* **Input**:
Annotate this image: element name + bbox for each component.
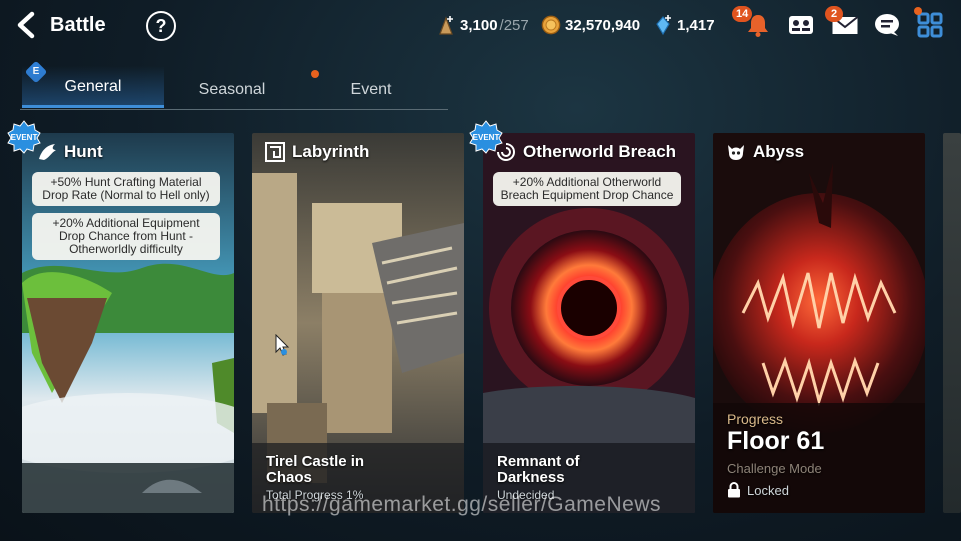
chat-button[interactable] <box>871 10 903 40</box>
stamina-value: 3,100 <box>460 16 498 34</box>
demon-skull-icon <box>728 145 744 160</box>
next-card-peek[interactable] <box>943 133 961 513</box>
main-menu-button[interactable] <box>914 7 946 40</box>
tab-seasonal[interactable]: Seasonal <box>161 66 303 108</box>
help-icon: ? <box>155 15 167 36</box>
gold-counter[interactable]: 32,570,940 <box>541 13 640 37</box>
hunt-event-label: EVENT <box>11 133 38 142</box>
stamina-icon <box>439 16 453 35</box>
back-arrow-icon <box>17 11 35 39</box>
stamina-counter[interactable]: 3,100 /257 <box>436 13 529 37</box>
crystal-counter[interactable]: 1,417 <box>653 13 715 37</box>
tab-bar: General Seasonal Event <box>20 66 448 110</box>
back-button[interactable]: Battle <box>14 9 106 41</box>
gold-value: 32,570,940 <box>565 16 641 34</box>
breach-event-badge: EVENT <box>469 120 503 154</box>
page-title: Battle <box>50 13 106 36</box>
breach-card-title: Otherworld Breach <box>523 142 677 161</box>
stamina-max: /257 <box>499 16 529 34</box>
hunt-event-badge: EVENT <box>7 120 41 154</box>
group-icon <box>789 16 813 34</box>
abyss-card-title: Abyss <box>753 142 805 161</box>
chat-icon <box>875 14 899 36</box>
crystal-icon <box>656 15 671 36</box>
breach-bonus-1: +20% Additional Otherworld Breach Equipm… <box>493 172 681 206</box>
hunt-card-title: Hunt <box>64 142 103 161</box>
mouse-cursor-icon <box>275 334 290 356</box>
breach-event-label: EVENT <box>473 133 500 142</box>
watermark-text: https://gamemarket.gg/seller/GameNews <box>262 493 661 516</box>
lock-icon <box>728 482 740 498</box>
abyss-card-footer: Progress Floor 61 Challenge Mode Locked <box>727 411 824 498</box>
notifications-button[interactable]: 14 <box>732 6 774 40</box>
tab-general[interactable]: General <box>22 66 164 108</box>
crystal-value: 1,417 <box>677 16 715 34</box>
labyrinth-card-header: Labyrinth <box>264 141 369 163</box>
grid-menu-icon <box>917 12 943 38</box>
labyrinth-location: Tirel Castle in Chaos <box>266 453 365 486</box>
notifications-count-badge: 14 <box>732 6 753 22</box>
abyss-card[interactable]: Abyss Progress Floor 61 Challenge Mode L… <box>713 133 925 513</box>
labyrinth-card[interactable]: Labyrinth Tirel Castle in Chaos Total Pr… <box>252 133 464 513</box>
help-button[interactable]: ? <box>146 11 176 41</box>
menu-alert-dot <box>914 7 922 15</box>
tab-event[interactable]: Event <box>300 66 442 108</box>
gold-coin-icon <box>541 15 561 35</box>
mail-count-badge: 2 <box>825 6 843 22</box>
tab-underline <box>20 109 448 110</box>
hunt-card[interactable]: Hunt +50% Hunt Crafting Material Drop Ra… <box>22 133 234 513</box>
hunt-bonus-1: +50% Hunt Crafting Material Drop Rate (N… <box>32 172 220 206</box>
friends-button[interactable] <box>785 10 817 40</box>
abyss-floor: Floor 61 <box>727 427 825 455</box>
breach-location: Remnant of Darkness <box>497 453 580 486</box>
abyss-lock-status: Locked <box>727 482 824 498</box>
abyss-lock-label: Locked <box>747 482 789 498</box>
abyss-card-header: Abyss <box>725 141 804 163</box>
hunt-card-header: Hunt <box>36 141 103 163</box>
top-bar: Battle ? 3,100 /257 32,570,940 1,417 14 <box>0 0 961 50</box>
abyss-mode: Challenge Mode <box>727 461 822 476</box>
hunt-bonus-2: +20% Additional Equipment Drop Chance fr… <box>32 213 220 260</box>
event-tab-alert-dot <box>311 70 319 78</box>
maze-icon <box>265 142 285 162</box>
otherworld-breach-card[interactable]: Otherworld Breach +20% Additional Otherw… <box>483 133 695 513</box>
abyss-progress-label: Progress <box>727 411 784 427</box>
breach-card-header: Otherworld Breach <box>495 141 676 163</box>
mail-button[interactable]: 2 <box>825 6 861 40</box>
labyrinth-card-title: Labyrinth <box>292 142 370 161</box>
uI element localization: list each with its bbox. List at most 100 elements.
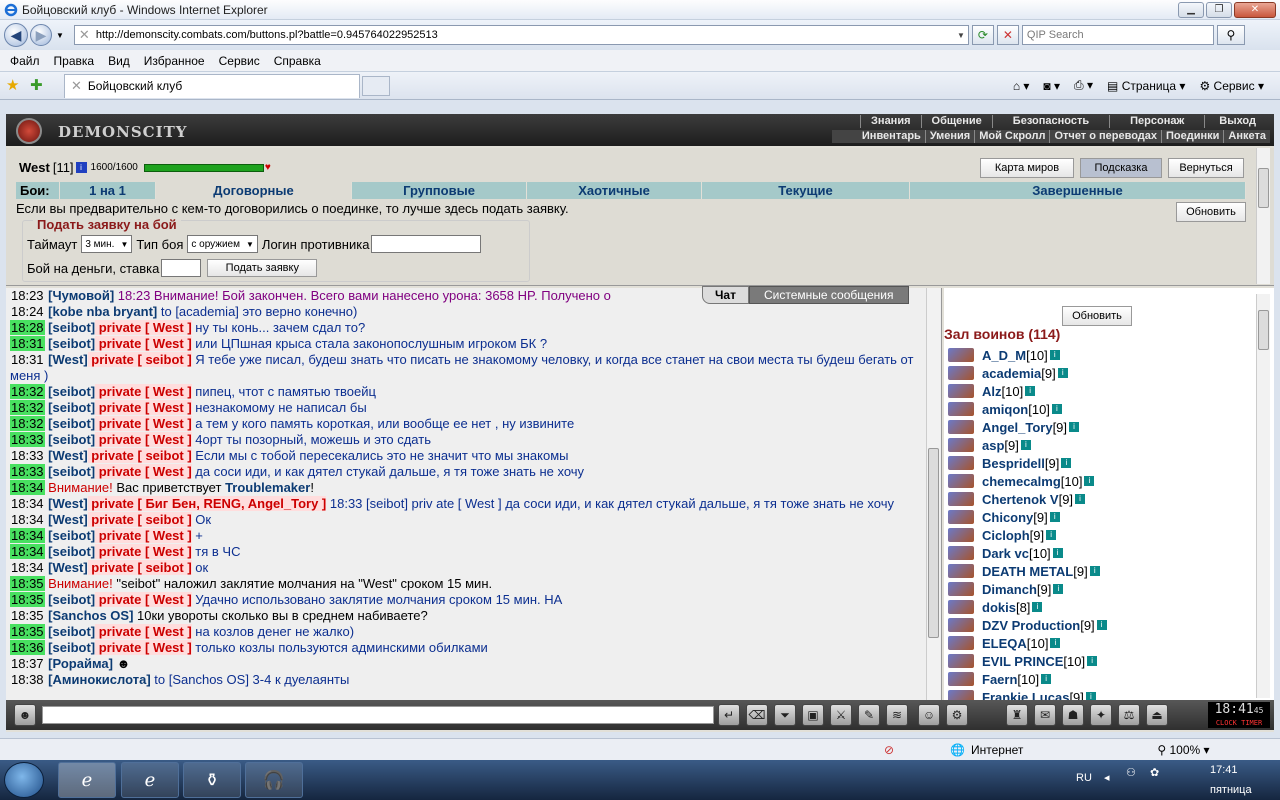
menu-file[interactable]: Файл [10, 54, 40, 68]
chat-private[interactable]: private [ West ] [95, 544, 192, 559]
warrior-name[interactable]: dokis [982, 600, 1016, 615]
warrior-row[interactable]: Dark vc [10] i [948, 544, 1248, 562]
menu-view[interactable]: Вид [108, 54, 130, 68]
chat-private[interactable]: private [ West ] [95, 320, 192, 335]
network-icon[interactable]: ⚇ [1126, 766, 1136, 779]
taskbar-app[interactable]: ⚱ [183, 762, 241, 798]
close-button[interactable]: ✕ [1234, 1, 1276, 18]
chat-nick[interactable]: [seibot] [48, 592, 95, 607]
warrior-name[interactable]: Dimanch [982, 582, 1037, 597]
page-menu[interactable]: ▤ Страница ▾ [1107, 79, 1185, 93]
chat-time[interactable]: 18:34 [10, 480, 45, 495]
chat-time[interactable]: 18:38 [10, 672, 45, 687]
chat-nick[interactable]: [West] [48, 496, 87, 511]
warrior-status-icon[interactable] [948, 420, 974, 434]
warrior-name[interactable]: Angel_Tory [982, 420, 1053, 435]
menu-fights[interactable]: Поединки [1161, 130, 1223, 143]
warrior-status-icon[interactable] [948, 654, 974, 668]
warrior-name[interactable]: academia [982, 366, 1041, 381]
warrior-status-icon[interactable] [948, 564, 974, 578]
chat-nick[interactable]: [West] [48, 448, 87, 463]
tab-chaotic[interactable]: Хаотичные [527, 182, 702, 199]
warrior-row[interactable]: Chicony [9] i [948, 508, 1248, 526]
chat-private[interactable]: private [ West ] [95, 416, 192, 431]
chat-time[interactable]: 18:34 [10, 496, 45, 511]
world-map-button[interactable]: Карта миров [980, 158, 1074, 178]
warrior-status-icon[interactable] [948, 456, 974, 470]
chat-time[interactable]: 18:33 [10, 464, 45, 479]
clock-timer[interactable]: 18:4145 CLOCK TIMER [1208, 702, 1270, 728]
feeds-icon[interactable]: ◙ ▾ [1043, 79, 1060, 93]
add-favorite-icon[interactable]: ✚ [30, 77, 48, 95]
menu-edit[interactable]: Правка [54, 54, 95, 68]
filter-icon[interactable]: ⏷ [774, 704, 796, 726]
warrior-status-icon[interactable] [948, 402, 974, 416]
chat-time[interactable]: 18:35 [10, 592, 45, 607]
info-icon[interactable]: i [1041, 674, 1052, 684]
chat-private[interactable]: private [ seibot ] [87, 560, 192, 575]
info-icon[interactable]: i [1085, 692, 1096, 700]
info-icon[interactable]: i [1057, 368, 1068, 378]
info-icon[interactable]: i [1049, 350, 1060, 360]
send-icon[interactable]: ↵ [718, 704, 740, 726]
new-tab-button[interactable] [362, 75, 390, 96]
info-icon[interactable]: i [1050, 638, 1061, 648]
warrior-status-icon[interactable] [948, 618, 974, 632]
warrior-name[interactable]: A_D_M [982, 348, 1026, 363]
scroll-thumb[interactable] [1258, 310, 1269, 350]
warrior-name[interactable]: chemecalmg [982, 474, 1061, 489]
chat-nick[interactable]: [Sanchos OS] [48, 608, 133, 623]
scroll-thumb[interactable] [1258, 168, 1269, 208]
tab-finished[interactable]: Завершенные [910, 182, 1246, 199]
menu-tools[interactable]: Сервис [219, 54, 260, 68]
chat-time[interactable]: 18:36 [10, 640, 45, 655]
warrior-status-icon[interactable] [948, 672, 974, 686]
warrior-row[interactable]: EVIL PRINCE [10] i [948, 652, 1248, 670]
settings-icon[interactable]: ⚙ [946, 704, 968, 726]
chat-scrollbar[interactable] [926, 288, 940, 700]
warrior-status-icon[interactable] [948, 348, 974, 362]
menu-help[interactable]: Справка [274, 54, 321, 68]
chat-private[interactable]: private [ West ] [95, 624, 192, 639]
warrior-name[interactable]: Chicony [982, 510, 1033, 525]
chat-nick[interactable]: [seibot] [48, 528, 95, 543]
warrior-row[interactable]: Angel_Tory [9] i [948, 418, 1248, 436]
info-icon[interactable]: i [1052, 548, 1063, 558]
chat-private[interactable]: private [ West ] [95, 640, 192, 655]
info-icon[interactable]: i [1032, 602, 1043, 612]
refresh-warriors-button[interactable]: Обновить [1062, 306, 1132, 326]
browser-tab[interactable]: ✕ Бойцовский клуб [64, 73, 360, 98]
chat-nick[interactable]: [seibot] [48, 624, 95, 639]
info-icon[interactable]: i [1020, 440, 1031, 450]
info-icon[interactable]: i [1053, 584, 1064, 594]
taskbar-ie[interactable]: ℯ [121, 762, 179, 798]
info-icon[interactable]: i [1087, 656, 1098, 666]
warrior-row[interactable]: DEATH METAL [9] i [948, 562, 1248, 580]
tab-system-messages[interactable]: Системные сообщения [748, 286, 909, 304]
chat-nick[interactable]: [Аминокислота] [48, 672, 150, 687]
chat-private[interactable]: private [ seibot ] [87, 512, 192, 527]
chat-time[interactable]: 18:32 [10, 400, 45, 415]
chat-private[interactable]: private [ West ] [95, 336, 192, 351]
chat-nick[interactable]: [seibot] [48, 336, 95, 351]
chat-time[interactable]: 18:34 [10, 512, 45, 527]
search-input[interactable]: QIP Search [1021, 25, 1214, 45]
chat-nick[interactable]: [seibot] [48, 384, 95, 399]
warrior-name[interactable]: Faern [982, 672, 1017, 687]
menu-security[interactable]: Безопасность [991, 115, 1109, 128]
chat-private[interactable]: private [ West ] [95, 432, 192, 447]
warrior-row[interactable]: A_D_M [10] i [948, 346, 1248, 364]
warrior-name[interactable]: Bespridell [982, 456, 1045, 471]
warrior-name[interactable]: DZV Production [982, 618, 1080, 633]
chat-private[interactable]: private [ West ] [95, 464, 192, 479]
friends-icon[interactable]: ☗ [1062, 704, 1084, 726]
chat-time[interactable]: 18:23 [10, 288, 45, 303]
chat-time[interactable]: 18:31 [10, 352, 45, 367]
chat-nick[interactable]: [West] [48, 512, 87, 527]
popup-blocked-icon[interactable]: ⊘ [884, 743, 894, 757]
warrior-name[interactable]: DEATH METAL [982, 564, 1073, 579]
menu-transfer-report[interactable]: Отчет о переводах [1049, 130, 1161, 143]
refresh-button[interactable]: ⟳ [971, 25, 994, 45]
inventory-icon[interactable]: ♜ [1006, 704, 1028, 726]
battle-panel-scrollbar[interactable] [1256, 148, 1270, 284]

* **What this task involves**: Rewrite the items starting with the line containing "menu-file[interactable]: Файл [10, 54, 40, 68]" and going on through the line containing "chat-nick[interactable]: [seibot] [48, 592, 95, 607]", replacing "close-button" with "exit-button" and leaving everything else unchanged.

* **Task answer**:
menu-file[interactable]: Файл [10, 54, 40, 68]
chat-private[interactable]: private [ West ] [95, 544, 192, 559]
warrior-name[interactable]: dokis [982, 600, 1016, 615]
warrior-row[interactable]: Dark vc [10] i [948, 544, 1248, 562]
menu-view[interactable]: Вид [108, 54, 130, 68]
chat-private[interactable]: private [ West ] [95, 320, 192, 335]
network-icon[interactable]: ⚇ [1126, 766, 1136, 779]
taskbar-app[interactable]: ⚱ [183, 762, 241, 798]
exit-button[interactable]: ✕ [1234, 1, 1276, 18]
chat-nick[interactable]: [seibot] [48, 592, 95, 607]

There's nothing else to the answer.